In the Maestro Flux adapter notes, which Maestro version added the mechanism for selecting an adapter version?

§ Source document
-- BEGIN --

Time limits in anonymous queue scenarios are often infinite or uncapped. However, Flux may still enforce the outer batch job's time limit (e.g., when submitting to a broker inside a Flux batch job). Even if the queue shows no limit, Flux can reject jobs that request more time than allowed by that outer layer. To avoid rejections, do not set your Maestro step walltime exactly equal to the batch job walltime—omit it or set it slightly lower to account for scheduling overhead.
Banks

Banks, i.e. the flux-accounting plugin, are not configured by default in nested brokers. The nested behavior for banks in Flux is to ignore it even when the accounting plugin is not there. Thus, Maestro currently does not strip this from the jobspec or the generated batch scripts. This behavior may change in future versions as Flux evolves; please report issues if you find this changes or you run into a configuration where it results in issues such as jobs being rejected.

Adapter version

The Flux adapter has an optional version switching mechanism to accommodate the variety of installs and more rapid behavior changes for this pre 1.0 scheduler. The default behavior is to try using the latest adapter version. This can be overridden using the version key in the batch block, choosing from one of the available options using the selection mechanism added in Maestro v1.1.9dev1:

Adapter Version	Flux Version
0.17.0	>= 0.17.0
0.18.0	>= 0.18.0
0.26.0	>= 0.26.0
0.49.0	>= 0.49.0

Note

Maestro's adapter versions are not pinned to exact Flux versions. The adapter version lags behind the Flux core version until breaking changes are introduced by Flux core.

-- END --

§ Extracted entries
-- BEGIN --

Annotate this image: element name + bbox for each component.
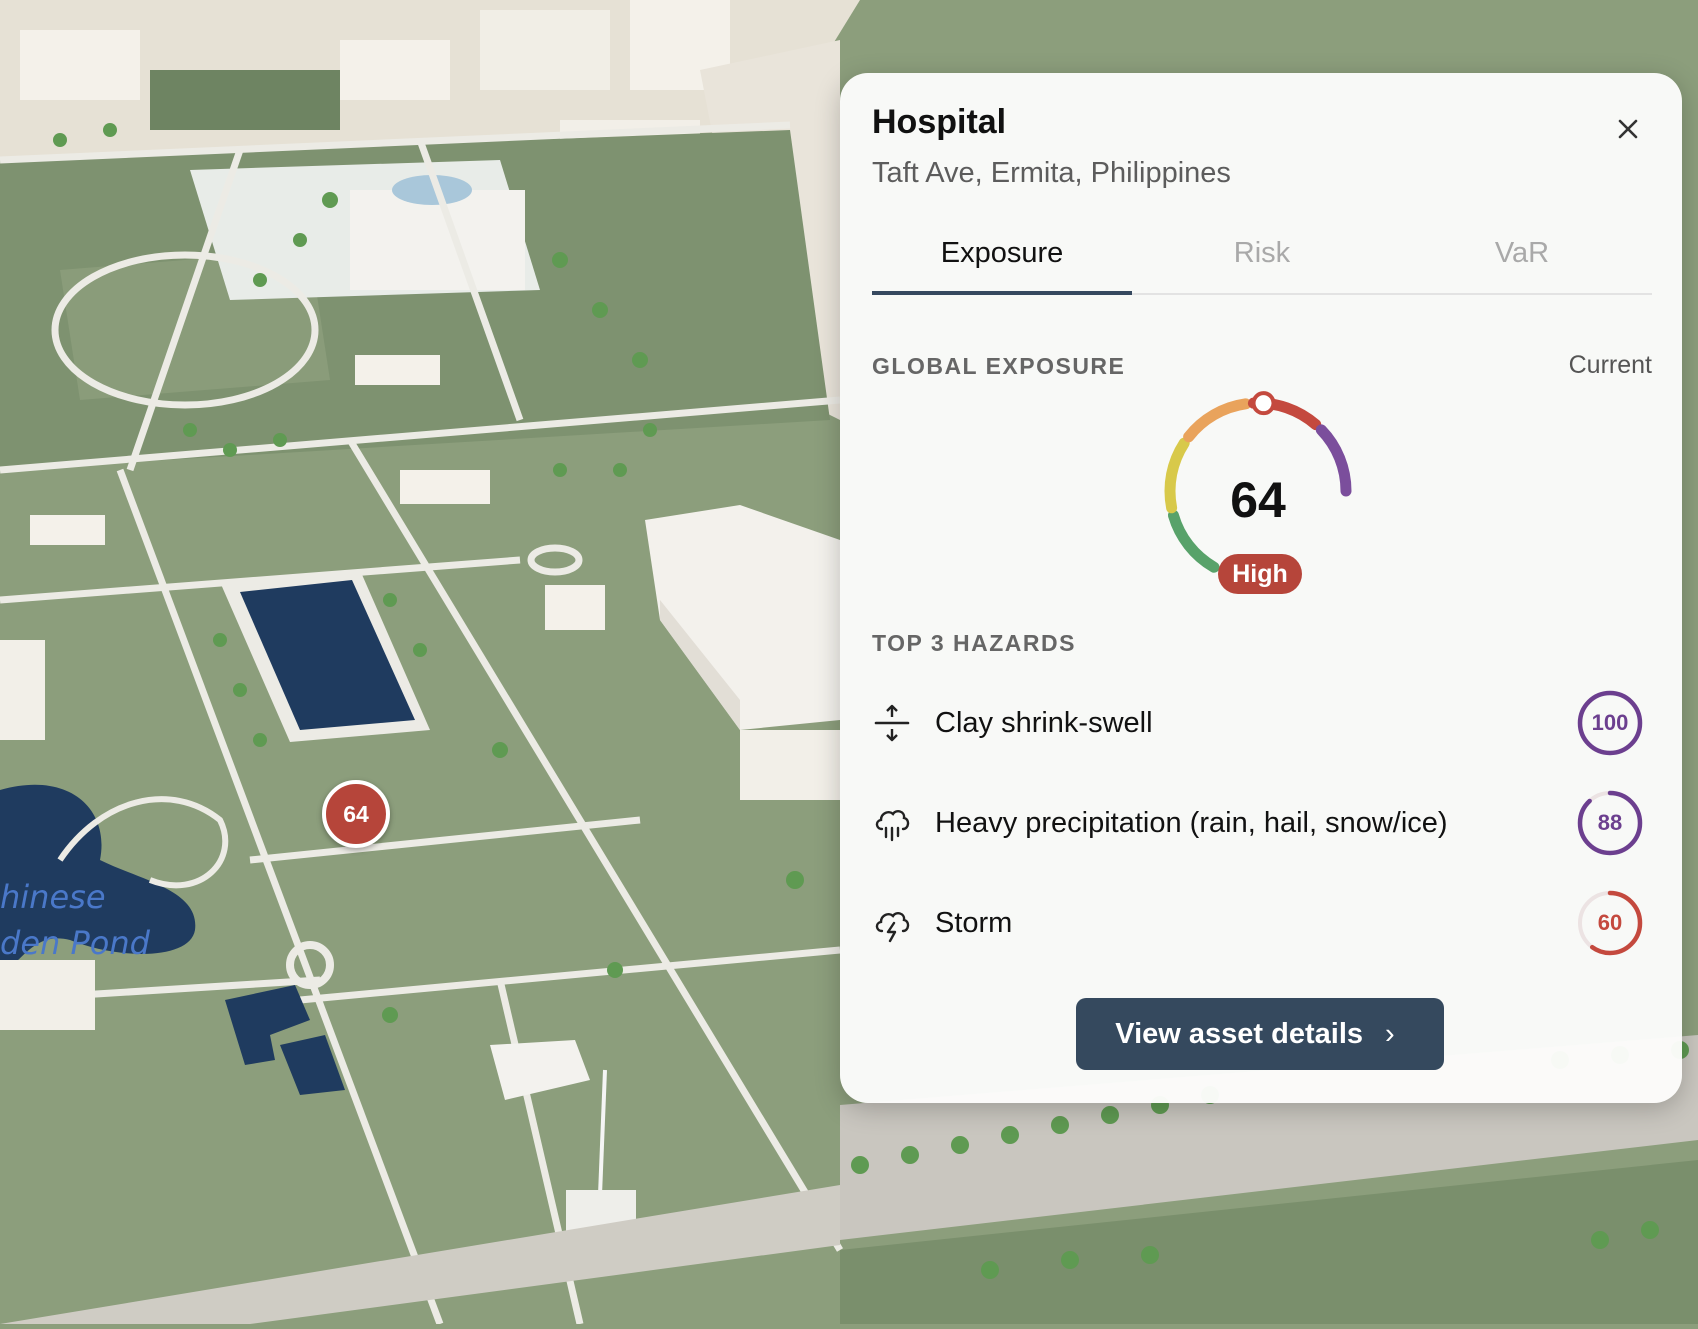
global-exposure-label: GLOBAL EXPOSURE [872,353,1126,379]
clay-shrink-swell-icon [874,704,910,742]
tab-bar: Exposure Risk VaR [872,223,1652,373]
period-selector[interactable]: Current [1560,351,1652,380]
gauge-marker [1251,391,1276,416]
view-asset-details-button[interactable]: View asset details › [1076,998,1444,1070]
asset-panel: Hospital Taft Ave, Ermita, Philippines E… [840,73,1682,1103]
hazard-name: Heavy precipitation (rain, hail, snow/ic… [935,807,1448,839]
storm-icon [875,912,910,943]
hazard-score: 88 [1597,810,1623,835]
tab-var[interactable]: VaR [1392,223,1652,283]
tab-active-indicator [872,291,1132,295]
map-label-pond-line1: hinese [0,878,106,916]
hazard-name: Clay shrink-swell [935,707,1153,739]
chevron-right-icon: › [1385,1017,1395,1050]
hazard-row[interactable]: Storm 60 [872,883,1652,963]
map-label-pond-line2: den Pond [0,924,150,962]
view-asset-details-label: View asset details [1115,1017,1364,1050]
hazard-row[interactable]: Heavy precipitation (rain, hail, snow/ic… [872,783,1652,863]
hazard-row[interactable]: Clay shrink-swell 100 [872,683,1652,763]
gauge-segment [1183,398,1252,443]
gauge-score: 64 [1230,472,1286,528]
hazard-name: Storm [935,907,1013,939]
hazard-score: 60 [1597,910,1623,935]
close-icon[interactable] [1610,111,1646,147]
exposure-level-badge: High [1218,554,1302,594]
top-hazards-label: TOP 3 HAZARDS [872,630,1076,656]
asset-address: Taft Ave, Ermita, Philippines [872,157,1231,189]
asset-marker[interactable]: 64 [322,780,390,848]
asset-title: Hospital [872,103,1007,141]
hazard-score: 100 [1591,710,1629,735]
heavy-rain-icon [875,810,910,842]
tab-risk[interactable]: Risk [1132,223,1392,283]
exposure-gauge: 64 High [1148,381,1368,611]
tab-exposure[interactable]: Exposure [872,223,1132,283]
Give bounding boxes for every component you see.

-- END --

§ Exercise output
Maestro v1.1.9dev1